### Data supplied
====

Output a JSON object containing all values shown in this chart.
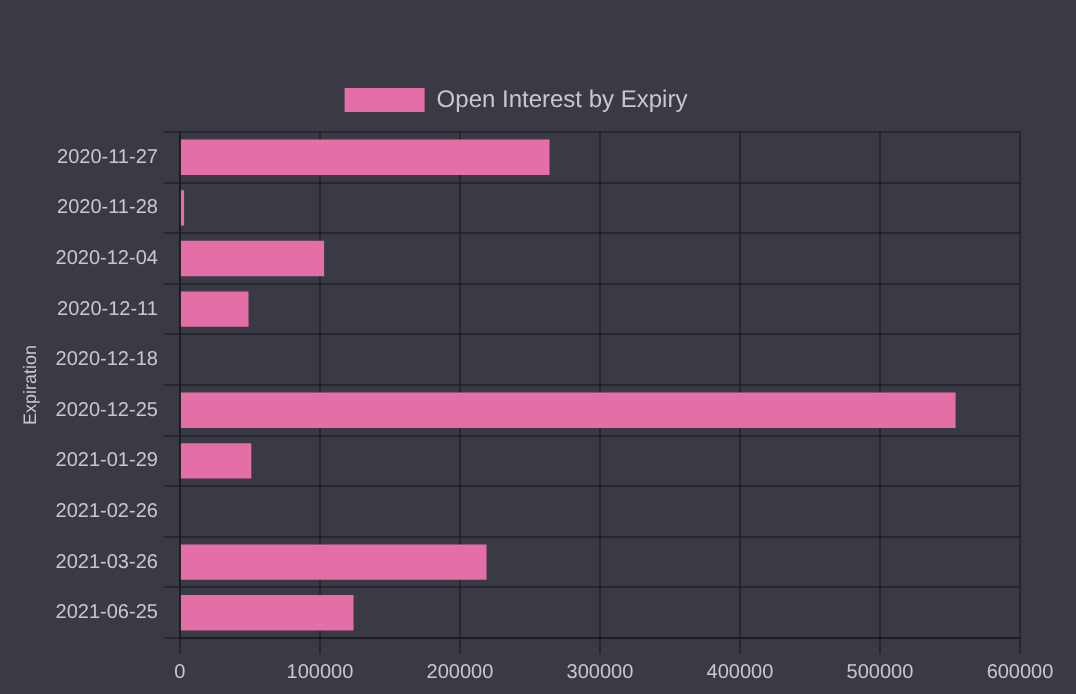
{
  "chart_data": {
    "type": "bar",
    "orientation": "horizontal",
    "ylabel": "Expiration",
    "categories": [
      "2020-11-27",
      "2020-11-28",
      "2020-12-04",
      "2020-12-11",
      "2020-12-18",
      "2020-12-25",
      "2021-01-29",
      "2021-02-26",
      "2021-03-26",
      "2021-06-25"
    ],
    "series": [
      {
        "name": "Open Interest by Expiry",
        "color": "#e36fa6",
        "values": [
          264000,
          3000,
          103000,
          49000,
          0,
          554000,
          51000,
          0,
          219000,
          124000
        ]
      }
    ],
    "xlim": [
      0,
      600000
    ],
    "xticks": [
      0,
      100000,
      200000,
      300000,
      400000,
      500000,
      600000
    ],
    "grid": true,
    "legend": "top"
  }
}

====

### Stated task
From the entries above, output every line exactly and omit any image.

### Reply
Output a JSON object containing all values shown in this chart.
{
  "chart_data": {
    "type": "bar",
    "orientation": "horizontal",
    "ylabel": "Expiration",
    "categories": [
      "2020-11-27",
      "2020-11-28",
      "2020-12-04",
      "2020-12-11",
      "2020-12-18",
      "2020-12-25",
      "2021-01-29",
      "2021-02-26",
      "2021-03-26",
      "2021-06-25"
    ],
    "series": [
      {
        "name": "Open Interest by Expiry",
        "color": "#e36fa6",
        "values": [
          264000,
          3000,
          103000,
          49000,
          0,
          554000,
          51000,
          0,
          219000,
          124000
        ]
      }
    ],
    "xlim": [
      0,
      600000
    ],
    "xticks": [
      0,
      100000,
      200000,
      300000,
      400000,
      500000,
      600000
    ],
    "grid": true,
    "legend": "top"
  }
}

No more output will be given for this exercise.